---- DOCUMENT

If $M$ is p.d with $M^{-1}=\pmatrix{A&B\\C&D}^{-1}=\pmatrix{P&Q\\R&S}$, then $P-A^{-1}$ is n.n.d.

Question

Let $M$ be a real positive definite matrix such that $M^{-1}=\pmatrix{A&B\\C&D}^{-1}=\pmatrix{P&Q\\R&S}$, where $A$ is a square matrix. Then show that $P-A^{-1}$ is non-negative definite.

As $M$ is p.d, it is invertible. As principal minors of $M$ should be positive we have,

$\det(A)>0$ and $\det(M)=\det(A)\det(D-CA^{-1}B)>0$ (assuming all matrices have orders so that $D-CA^{-1}B$ is square), thus implying $A$ and $D-CA^{-1}B$ are both invertible.

Now using the formula for inverse of block matrices,

$P=A^{-1}+A^{-1}BF^{-1}CA^{-1}$ where $F=D-CA^{-1}B$.

$\implies P-A^{-1}=A^{-1}BF^{-1}CA^{-1}$.

I don't see why this has to be n.n.d. Possibly I am missing something obvious.

Answer 1

If $M$ is a symmetric matrix, then we have $$ P-A^{-1}=A^{-1}BF^{-1}CA^{-1} = [A^{-1}B]F^{-1}[A^{-1}B]^T $$ Since $F^{-1}$ is (symmetric and) positive definite, the matrix $QF^{-1}Q^T$ (where $Q = A^{-1}B$) must be (symmetric and) non-negative definite.

Answer 2

the positive definite feature is defined for symmetric matrices in most texts. I guess for your problem too. In order M to be symmetric $A$ and $D$ should be symmetric and you should have $C=B^T$.So you can write $M$ as follows: $$ \begin{bmatrix} A & B\\ B^T & D\\ \end{bmatrix} $$ You should study Schur complement.The matrix M is positive definite if and only if the schur complement of $M$ relative to $A$ is positive definite. This schur complement is defined as follows: $X/A=D-B^TA^{-1}B$ Since M is positive definite$X/A=D-B^TA^{-1}B$ is positive definie. Now it is easy to answer your question. as you have mentioned
$$P-A^{-1}=A^{-1}BF^{-1}CA^{-1}=A^{-1}BF^{-1}B^{T}A^{-1}$$ in which $F=D-CA^{-1}B=D-B^{T}A^{-1}B$ is positive definite. Here you should know that if a matrix is positive definite its inverse is positive definite too. So $F^{-1}$ is positive definite.Now consider the vector $x$. By constituting quadratic form for $P-A^{-1}$ we have: $$x^{T}(P-A^{-1})x=x^{T}A^{-1}BF^{-1}B^{T}A^{-1}x=(B^{T}A^{-1}x)^{T}F^{-1}(B^{T}A^{-1}x)\ge 0$$.The $\ge$ sign is written by using the positive definite property of $F^{-1}$ Take care that $A^{-1}$ is symmetric too.So $P-A^{-1}$ is positive semi-definite.

--------

In the thread above, what condition on $C$ does the second answer give for $M$ to be symmetric?

---- RECORD EXCERPTS

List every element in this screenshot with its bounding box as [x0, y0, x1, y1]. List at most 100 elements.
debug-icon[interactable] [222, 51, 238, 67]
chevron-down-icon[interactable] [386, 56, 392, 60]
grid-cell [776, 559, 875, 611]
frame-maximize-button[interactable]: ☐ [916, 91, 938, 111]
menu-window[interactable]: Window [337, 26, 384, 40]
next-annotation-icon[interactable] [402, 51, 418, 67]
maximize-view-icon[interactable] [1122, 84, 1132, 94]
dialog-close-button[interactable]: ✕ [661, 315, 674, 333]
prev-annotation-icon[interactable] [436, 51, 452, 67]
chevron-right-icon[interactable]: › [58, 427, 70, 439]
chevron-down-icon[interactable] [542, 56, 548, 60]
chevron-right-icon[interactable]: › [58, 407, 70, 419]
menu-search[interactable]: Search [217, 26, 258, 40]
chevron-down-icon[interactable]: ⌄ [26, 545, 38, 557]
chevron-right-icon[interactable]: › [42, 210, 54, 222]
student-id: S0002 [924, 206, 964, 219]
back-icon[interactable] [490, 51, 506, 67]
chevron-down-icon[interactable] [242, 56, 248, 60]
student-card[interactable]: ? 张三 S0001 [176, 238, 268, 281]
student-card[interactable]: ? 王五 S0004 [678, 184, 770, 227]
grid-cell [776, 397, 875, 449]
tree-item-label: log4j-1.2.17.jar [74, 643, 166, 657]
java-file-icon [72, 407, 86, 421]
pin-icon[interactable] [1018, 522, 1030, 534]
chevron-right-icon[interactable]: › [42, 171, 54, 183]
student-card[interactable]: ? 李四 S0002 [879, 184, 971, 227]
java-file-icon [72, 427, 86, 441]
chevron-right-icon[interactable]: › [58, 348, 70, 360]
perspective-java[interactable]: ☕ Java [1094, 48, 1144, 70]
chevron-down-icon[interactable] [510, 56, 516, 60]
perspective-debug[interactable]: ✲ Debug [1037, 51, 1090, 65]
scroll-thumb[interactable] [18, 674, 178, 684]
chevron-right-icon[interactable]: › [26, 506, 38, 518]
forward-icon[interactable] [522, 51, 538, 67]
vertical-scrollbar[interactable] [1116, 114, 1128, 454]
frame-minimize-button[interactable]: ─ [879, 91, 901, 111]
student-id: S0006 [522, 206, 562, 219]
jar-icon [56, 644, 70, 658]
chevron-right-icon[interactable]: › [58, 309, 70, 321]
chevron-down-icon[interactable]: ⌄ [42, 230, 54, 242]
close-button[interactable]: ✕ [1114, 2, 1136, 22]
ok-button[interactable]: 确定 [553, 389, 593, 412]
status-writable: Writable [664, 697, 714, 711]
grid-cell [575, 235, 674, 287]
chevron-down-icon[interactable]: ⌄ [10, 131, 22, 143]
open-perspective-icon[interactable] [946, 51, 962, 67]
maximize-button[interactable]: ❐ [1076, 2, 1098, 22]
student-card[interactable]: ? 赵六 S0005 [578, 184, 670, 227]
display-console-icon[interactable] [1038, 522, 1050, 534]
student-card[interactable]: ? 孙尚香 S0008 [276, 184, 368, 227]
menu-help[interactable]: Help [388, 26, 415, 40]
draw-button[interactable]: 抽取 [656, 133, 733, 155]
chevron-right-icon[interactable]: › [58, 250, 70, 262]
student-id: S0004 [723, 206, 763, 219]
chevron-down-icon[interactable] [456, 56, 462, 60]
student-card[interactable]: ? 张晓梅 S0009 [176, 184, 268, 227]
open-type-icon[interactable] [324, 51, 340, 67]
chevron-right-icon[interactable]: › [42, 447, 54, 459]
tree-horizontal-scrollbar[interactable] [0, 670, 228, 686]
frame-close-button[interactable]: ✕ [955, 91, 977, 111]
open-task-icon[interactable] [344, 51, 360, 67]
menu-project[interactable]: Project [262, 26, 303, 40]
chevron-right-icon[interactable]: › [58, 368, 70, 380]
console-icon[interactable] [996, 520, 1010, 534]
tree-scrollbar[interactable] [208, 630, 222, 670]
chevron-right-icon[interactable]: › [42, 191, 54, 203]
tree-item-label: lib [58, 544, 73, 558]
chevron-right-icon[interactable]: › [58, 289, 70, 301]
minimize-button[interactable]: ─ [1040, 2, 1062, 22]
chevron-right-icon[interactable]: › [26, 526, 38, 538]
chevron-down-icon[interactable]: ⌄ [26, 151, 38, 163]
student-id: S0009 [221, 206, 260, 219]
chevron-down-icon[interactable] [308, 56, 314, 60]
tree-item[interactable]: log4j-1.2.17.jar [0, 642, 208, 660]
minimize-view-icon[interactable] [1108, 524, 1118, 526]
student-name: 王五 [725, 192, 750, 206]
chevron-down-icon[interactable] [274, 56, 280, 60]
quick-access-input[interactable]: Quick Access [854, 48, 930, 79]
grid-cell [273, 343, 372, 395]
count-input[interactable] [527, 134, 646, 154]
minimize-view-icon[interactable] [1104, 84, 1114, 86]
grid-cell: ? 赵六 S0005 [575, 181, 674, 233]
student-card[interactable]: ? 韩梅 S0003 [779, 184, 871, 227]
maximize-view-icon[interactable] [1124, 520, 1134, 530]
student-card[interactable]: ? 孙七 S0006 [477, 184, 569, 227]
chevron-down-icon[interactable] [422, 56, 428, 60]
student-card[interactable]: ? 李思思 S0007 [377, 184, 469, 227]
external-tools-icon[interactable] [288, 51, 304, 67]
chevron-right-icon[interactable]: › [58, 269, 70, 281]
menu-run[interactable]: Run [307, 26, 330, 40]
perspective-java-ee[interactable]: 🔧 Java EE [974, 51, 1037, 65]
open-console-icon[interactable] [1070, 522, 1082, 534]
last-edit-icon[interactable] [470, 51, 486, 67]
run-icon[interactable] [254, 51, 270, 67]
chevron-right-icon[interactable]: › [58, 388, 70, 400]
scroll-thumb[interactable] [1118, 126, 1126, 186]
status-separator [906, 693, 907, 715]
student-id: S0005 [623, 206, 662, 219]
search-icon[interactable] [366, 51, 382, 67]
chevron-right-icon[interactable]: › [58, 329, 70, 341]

--------

EXPECTED ANSWER:
$C$ must equal $B^T$, the transpose of $B$.